— Stored entries —
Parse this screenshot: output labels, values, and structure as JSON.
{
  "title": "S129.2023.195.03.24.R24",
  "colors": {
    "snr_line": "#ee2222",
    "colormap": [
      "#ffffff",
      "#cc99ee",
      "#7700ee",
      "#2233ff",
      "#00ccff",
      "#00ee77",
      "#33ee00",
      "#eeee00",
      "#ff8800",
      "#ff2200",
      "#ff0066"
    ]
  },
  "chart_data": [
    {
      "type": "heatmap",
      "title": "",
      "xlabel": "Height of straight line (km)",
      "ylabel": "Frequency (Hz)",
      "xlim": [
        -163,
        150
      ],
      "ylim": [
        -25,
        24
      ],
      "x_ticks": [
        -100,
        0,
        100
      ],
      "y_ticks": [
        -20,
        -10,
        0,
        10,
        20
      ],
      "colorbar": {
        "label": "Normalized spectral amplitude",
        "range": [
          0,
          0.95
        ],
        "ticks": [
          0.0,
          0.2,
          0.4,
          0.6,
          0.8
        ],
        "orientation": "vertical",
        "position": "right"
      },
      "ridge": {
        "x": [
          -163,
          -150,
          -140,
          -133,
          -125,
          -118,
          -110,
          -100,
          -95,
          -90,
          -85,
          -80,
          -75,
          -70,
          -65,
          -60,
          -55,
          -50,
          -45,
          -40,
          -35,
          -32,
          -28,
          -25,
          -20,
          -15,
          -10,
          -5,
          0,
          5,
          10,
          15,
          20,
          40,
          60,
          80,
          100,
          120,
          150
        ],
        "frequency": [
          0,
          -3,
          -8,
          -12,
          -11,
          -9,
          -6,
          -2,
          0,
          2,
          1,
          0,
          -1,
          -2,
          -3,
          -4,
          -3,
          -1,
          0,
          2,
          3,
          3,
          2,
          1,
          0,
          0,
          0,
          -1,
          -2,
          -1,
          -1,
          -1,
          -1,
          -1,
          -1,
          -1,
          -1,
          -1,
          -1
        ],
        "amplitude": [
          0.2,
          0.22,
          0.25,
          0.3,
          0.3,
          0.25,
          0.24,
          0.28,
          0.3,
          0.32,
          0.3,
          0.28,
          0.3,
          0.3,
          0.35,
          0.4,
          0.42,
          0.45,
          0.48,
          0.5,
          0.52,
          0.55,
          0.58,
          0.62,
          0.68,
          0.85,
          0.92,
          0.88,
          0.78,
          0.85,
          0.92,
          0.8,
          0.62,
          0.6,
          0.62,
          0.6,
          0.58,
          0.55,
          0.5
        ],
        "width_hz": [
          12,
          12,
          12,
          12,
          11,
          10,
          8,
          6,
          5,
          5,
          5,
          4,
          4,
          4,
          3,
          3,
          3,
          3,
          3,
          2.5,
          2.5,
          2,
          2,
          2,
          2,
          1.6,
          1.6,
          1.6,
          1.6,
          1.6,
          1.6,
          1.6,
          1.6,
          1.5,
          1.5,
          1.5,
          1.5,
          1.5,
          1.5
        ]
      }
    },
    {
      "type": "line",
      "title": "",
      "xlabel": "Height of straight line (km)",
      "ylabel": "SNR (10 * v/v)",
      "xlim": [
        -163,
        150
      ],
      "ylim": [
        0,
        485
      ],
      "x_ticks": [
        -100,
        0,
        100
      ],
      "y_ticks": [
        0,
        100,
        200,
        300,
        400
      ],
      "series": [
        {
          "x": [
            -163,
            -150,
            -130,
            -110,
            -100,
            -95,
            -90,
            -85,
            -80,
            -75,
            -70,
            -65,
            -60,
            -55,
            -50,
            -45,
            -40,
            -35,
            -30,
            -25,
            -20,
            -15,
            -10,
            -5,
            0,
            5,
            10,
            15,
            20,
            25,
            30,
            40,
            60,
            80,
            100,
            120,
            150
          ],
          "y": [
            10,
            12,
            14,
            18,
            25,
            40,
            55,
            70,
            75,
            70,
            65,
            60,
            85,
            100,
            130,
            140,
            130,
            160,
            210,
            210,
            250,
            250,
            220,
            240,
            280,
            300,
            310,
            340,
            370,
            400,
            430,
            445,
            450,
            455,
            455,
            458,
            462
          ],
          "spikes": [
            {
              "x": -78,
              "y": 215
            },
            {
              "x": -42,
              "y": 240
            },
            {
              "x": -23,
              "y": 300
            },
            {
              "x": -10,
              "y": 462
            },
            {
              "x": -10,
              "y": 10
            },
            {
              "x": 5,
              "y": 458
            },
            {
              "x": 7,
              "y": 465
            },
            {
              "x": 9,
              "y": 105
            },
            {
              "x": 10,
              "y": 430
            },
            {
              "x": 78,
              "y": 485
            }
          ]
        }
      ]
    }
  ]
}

— The request —
From the preceding material, extract every line exactly.

— Result for this exercise —
Parse this screenshot: output labels, values, and structure as JSON.
{
  "title": "S129.2023.195.03.24.R24",
  "colors": {
    "snr_line": "#ee2222",
    "colormap": [
      "#ffffff",
      "#cc99ee",
      "#7700ee",
      "#2233ff",
      "#00ccff",
      "#00ee77",
      "#33ee00",
      "#eeee00",
      "#ff8800",
      "#ff2200",
      "#ff0066"
    ]
  },
  "chart_data": [
    {
      "type": "heatmap",
      "title": "",
      "xlabel": "Height of straight line (km)",
      "ylabel": "Frequency (Hz)",
      "xlim": [
        -163,
        150
      ],
      "ylim": [
        -25,
        24
      ],
      "x_ticks": [
        -100,
        0,
        100
      ],
      "y_ticks": [
        -20,
        -10,
        0,
        10,
        20
      ],
      "colorbar": {
        "label": "Normalized spectral amplitude",
        "range": [
          0,
          0.95
        ],
        "ticks": [
          0.0,
          0.2,
          0.4,
          0.6,
          0.8
        ],
        "orientation": "vertical",
        "position": "right"
      },
      "ridge": {
        "x": [
          -163,
          -150,
          -140,
          -133,
          -125,
          -118,
          -110,
          -100,
          -95,
          -90,
          -85,
          -80,
          -75,
          -70,
          -65,
          -60,
          -55,
          -50,
          -45,
          -40,
          -35,
          -32,
          -28,
          -25,
          -20,
          -15,
          -10,
          -5,
          0,
          5,
          10,
          15,
          20,
          40,
          60,
          80,
          100,
          120,
          150
        ],
        "frequency": [
          0,
          -3,
          -8,
          -12,
          -11,
          -9,
          -6,
          -2,
          0,
          2,
          1,
          0,
          -1,
          -2,
          -3,
          -4,
          -3,
          -1,
          0,
          2,
          3,
          3,
          2,
          1,
          0,
          0,
          0,
          -1,
          -2,
          -1,
          -1,
          -1,
          -1,
          -1,
          -1,
          -1,
          -1,
          -1,
          -1
        ],
        "amplitude": [
          0.2,
          0.22,
          0.25,
          0.3,
          0.3,
          0.25,
          0.24,
          0.28,
          0.3,
          0.32,
          0.3,
          0.28,
          0.3,
          0.3,
          0.35,
          0.4,
          0.42,
          0.45,
          0.48,
          0.5,
          0.52,
          0.55,
          0.58,
          0.62,
          0.68,
          0.85,
          0.92,
          0.88,
          0.78,
          0.85,
          0.92,
          0.8,
          0.62,
          0.6,
          0.62,
          0.6,
          0.58,
          0.55,
          0.5
        ],
        "width_hz": [
          12,
          12,
          12,
          12,
          11,
          10,
          8,
          6,
          5,
          5,
          5,
          4,
          4,
          4,
          3,
          3,
          3,
          3,
          3,
          2.5,
          2.5,
          2,
          2,
          2,
          2,
          1.6,
          1.6,
          1.6,
          1.6,
          1.6,
          1.6,
          1.6,
          1.6,
          1.5,
          1.5,
          1.5,
          1.5,
          1.5,
          1.5
        ]
      }
    },
    {
      "type": "line",
      "title": "",
      "xlabel": "Height of straight line (km)",
      "ylabel": "SNR (10 * v/v)",
      "xlim": [
        -163,
        150
      ],
      "ylim": [
        0,
        485
      ],
      "x_ticks": [
        -100,
        0,
        100
      ],
      "y_ticks": [
        0,
        100,
        200,
        300,
        400
      ],
      "series": [
        {
          "x": [
            -163,
            -150,
            -130,
            -110,
            -100,
            -95,
            -90,
            -85,
            -80,
            -75,
            -70,
            -65,
            -60,
            -55,
            -50,
            -45,
            -40,
            -35,
            -30,
            -25,
            -20,
            -15,
            -10,
            -5,
            0,
            5,
            10,
            15,
            20,
            25,
            30,
            40,
            60,
            80,
            100,
            120,
            150
          ],
          "y": [
            10,
            12,
            14,
            18,
            25,
            40,
            55,
            70,
            75,
            70,
            65,
            60,
            85,
            100,
            130,
            140,
            130,
            160,
            210,
            210,
            250,
            250,
            220,
            240,
            280,
            300,
            310,
            340,
            370,
            400,
            430,
            445,
            450,
            455,
            455,
            458,
            462
          ],
          "spikes": [
            {
              "x": -78,
              "y": 215
            },
            {
              "x": -42,
              "y": 240
            },
            {
              "x": -23,
              "y": 300
            },
            {
              "x": -10,
              "y": 462
            },
            {
              "x": -10,
              "y": 10
            },
            {
              "x": 5,
              "y": 458
            },
            {
              "x": 7,
              "y": 465
            },
            {
              "x": 9,
              "y": 105
            },
            {
              "x": 10,
              "y": 430
            },
            {
              "x": 78,
              "y": 485
            }
          ]
        }
      ]
    }
  ]
}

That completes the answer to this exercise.